Exercise aim => Your task is to repeat the entries underneath exactly, minus the pictures.

>> Start

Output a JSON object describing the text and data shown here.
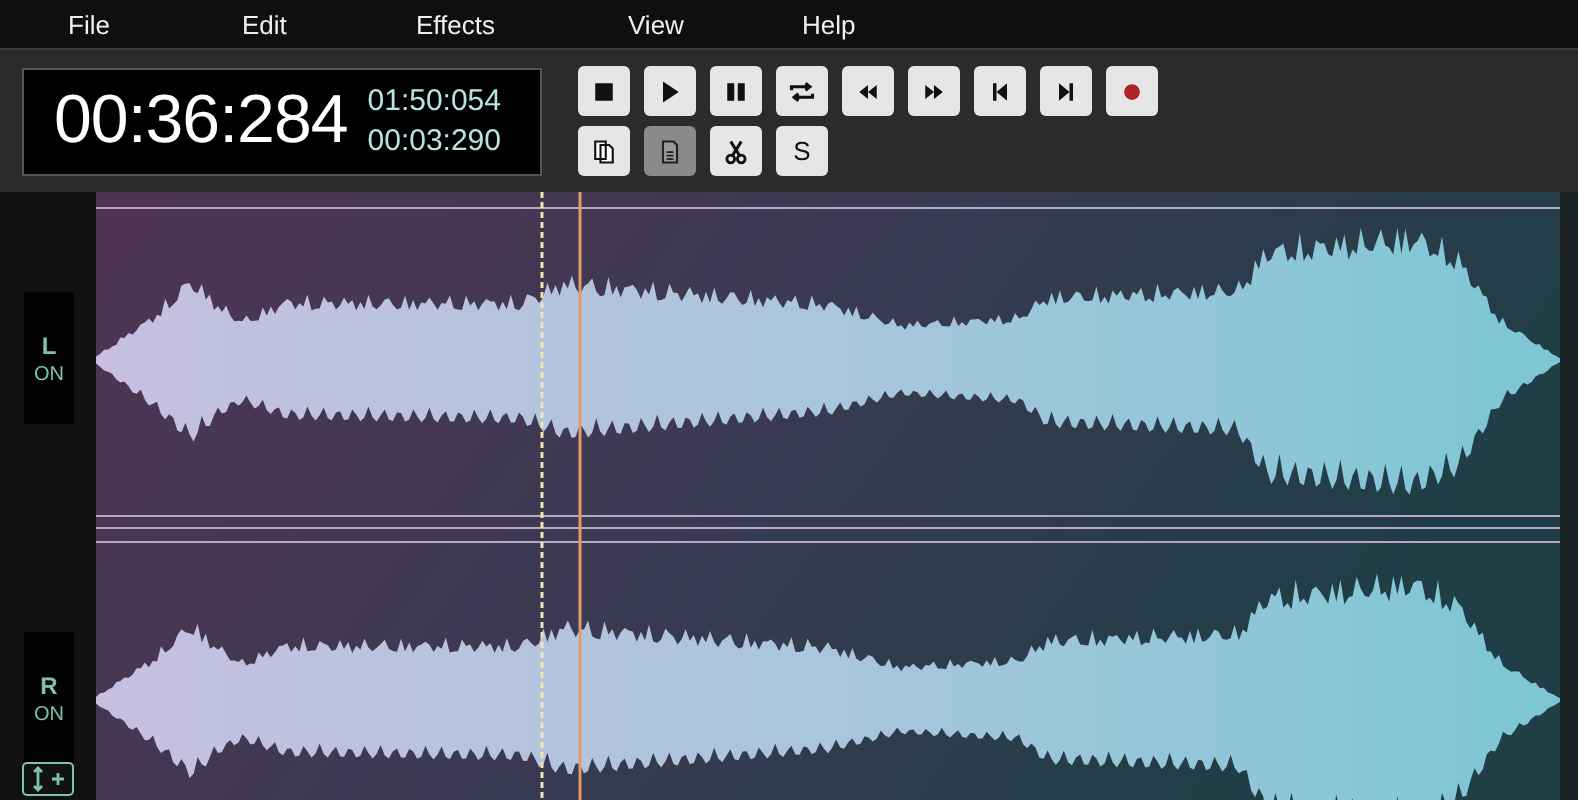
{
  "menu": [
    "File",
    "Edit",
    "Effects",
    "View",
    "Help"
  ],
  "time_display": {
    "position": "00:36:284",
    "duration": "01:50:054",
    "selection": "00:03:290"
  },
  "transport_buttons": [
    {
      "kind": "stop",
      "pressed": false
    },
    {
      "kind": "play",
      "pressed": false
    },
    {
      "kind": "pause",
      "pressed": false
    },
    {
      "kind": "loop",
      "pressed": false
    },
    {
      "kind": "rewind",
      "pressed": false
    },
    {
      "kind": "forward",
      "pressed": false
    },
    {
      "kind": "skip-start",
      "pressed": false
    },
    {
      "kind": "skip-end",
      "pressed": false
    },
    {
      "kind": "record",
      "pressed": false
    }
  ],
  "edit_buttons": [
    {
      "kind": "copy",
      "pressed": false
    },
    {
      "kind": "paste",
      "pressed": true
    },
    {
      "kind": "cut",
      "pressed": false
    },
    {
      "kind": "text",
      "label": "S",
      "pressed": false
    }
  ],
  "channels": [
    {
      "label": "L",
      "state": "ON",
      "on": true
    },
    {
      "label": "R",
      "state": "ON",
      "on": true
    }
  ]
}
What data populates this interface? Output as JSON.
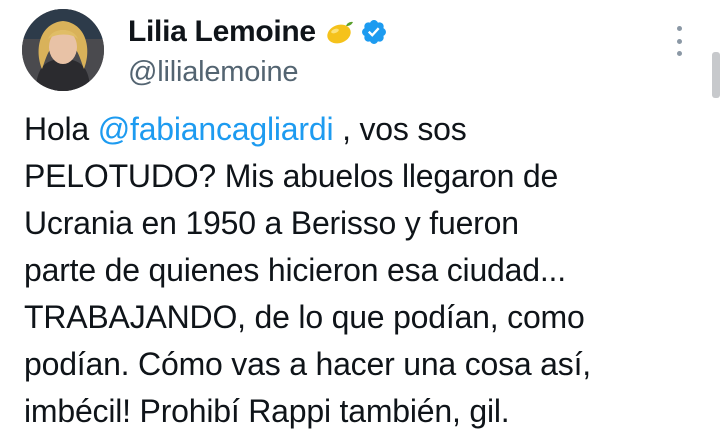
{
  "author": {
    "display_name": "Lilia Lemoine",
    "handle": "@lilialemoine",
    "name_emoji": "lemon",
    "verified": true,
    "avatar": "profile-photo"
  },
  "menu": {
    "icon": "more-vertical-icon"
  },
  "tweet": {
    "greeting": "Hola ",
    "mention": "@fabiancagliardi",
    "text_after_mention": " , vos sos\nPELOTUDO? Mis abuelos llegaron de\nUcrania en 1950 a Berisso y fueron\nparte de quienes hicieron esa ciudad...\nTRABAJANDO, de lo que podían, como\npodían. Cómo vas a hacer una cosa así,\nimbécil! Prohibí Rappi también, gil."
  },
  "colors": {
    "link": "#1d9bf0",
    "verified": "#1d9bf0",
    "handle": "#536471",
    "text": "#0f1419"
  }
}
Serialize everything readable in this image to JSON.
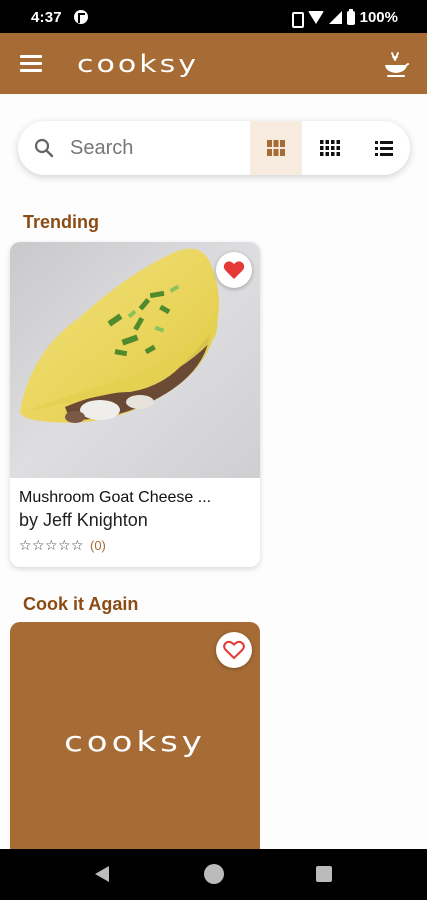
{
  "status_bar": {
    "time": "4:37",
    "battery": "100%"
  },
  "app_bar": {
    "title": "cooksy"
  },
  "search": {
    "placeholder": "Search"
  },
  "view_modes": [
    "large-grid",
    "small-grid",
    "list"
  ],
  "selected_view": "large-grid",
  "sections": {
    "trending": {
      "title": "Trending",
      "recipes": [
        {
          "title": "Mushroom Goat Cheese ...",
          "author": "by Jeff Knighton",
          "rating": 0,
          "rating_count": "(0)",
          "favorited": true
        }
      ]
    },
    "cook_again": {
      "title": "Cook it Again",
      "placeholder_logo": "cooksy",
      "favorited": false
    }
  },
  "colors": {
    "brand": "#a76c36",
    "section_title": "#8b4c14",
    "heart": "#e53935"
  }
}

>> End

Exercise result =>
Output a JSON object describing the text and data shown here.
{
  "menu": [
    "File",
    "Edit",
    "Effects",
    "View",
    "Help"
  ],
  "time_display": {
    "position": "00:36:284",
    "duration": "01:50:054",
    "selection": "00:03:290"
  },
  "transport_buttons": [
    {
      "kind": "stop",
      "pressed": false
    },
    {
      "kind": "play",
      "pressed": false
    },
    {
      "kind": "pause",
      "pressed": false
    },
    {
      "kind": "loop",
      "pressed": false
    },
    {
      "kind": "rewind",
      "pressed": false
    },
    {
      "kind": "forward",
      "pressed": false
    },
    {
      "kind": "skip-start",
      "pressed": false
    },
    {
      "kind": "skip-end",
      "pressed": false
    },
    {
      "kind": "record",
      "pressed": false
    }
  ],
  "edit_buttons": [
    {
      "kind": "copy",
      "pressed": false
    },
    {
      "kind": "paste",
      "pressed": true
    },
    {
      "kind": "cut",
      "pressed": false
    },
    {
      "kind": "text",
      "label": "S",
      "pressed": false
    }
  ],
  "channels": [
    {
      "label": "L",
      "state": "ON",
      "on": true
    },
    {
      "label": "R",
      "state": "ON",
      "on": true
    }
  ]
}
What data populates this interface? Output as JSON.
{
  "author": {
    "display_name": "Lilia Lemoine",
    "handle": "@lilialemoine",
    "name_emoji": "lemon",
    "verified": true,
    "avatar": "profile-photo"
  },
  "menu": {
    "icon": "more-vertical-icon"
  },
  "tweet": {
    "greeting": "Hola ",
    "mention": "@fabiancagliardi",
    "text_after_mention": " , vos sos\nPELOTUDO? Mis abuelos llegaron de\nUcrania en 1950 a Berisso y fueron\nparte de quienes hicieron esa ciudad...\nTRABAJANDO, de lo que podían, como\npodían. Cómo vas a hacer una cosa así,\nimbécil! Prohibí Rappi también, gil."
  },
  "colors": {
    "link": "#1d9bf0",
    "verified": "#1d9bf0",
    "handle": "#536471",
    "text": "#0f1419"
  }
}
Serialize everything readable in this image to JSON.
{
  "status_bar": {
    "time": "4:37",
    "battery": "100%"
  },
  "app_bar": {
    "title": "cooksy"
  },
  "search": {
    "placeholder": "Search"
  },
  "view_modes": [
    "large-grid",
    "small-grid",
    "list"
  ],
  "selected_view": "large-grid",
  "sections": {
    "trending": {
      "title": "Trending",
      "recipes": [
        {
          "title": "Mushroom Goat Cheese ...",
          "author": "by Jeff Knighton",
          "rating": 0,
          "rating_count": "(0)",
          "favorited": true
        }
      ]
    },
    "cook_again": {
      "title": "Cook it Again",
      "placeholder_logo": "cooksy",
      "favorited": false
    }
  },
  "colors": {
    "brand": "#a76c36",
    "section_title": "#8b4c14",
    "heart": "#e53935"
  }
}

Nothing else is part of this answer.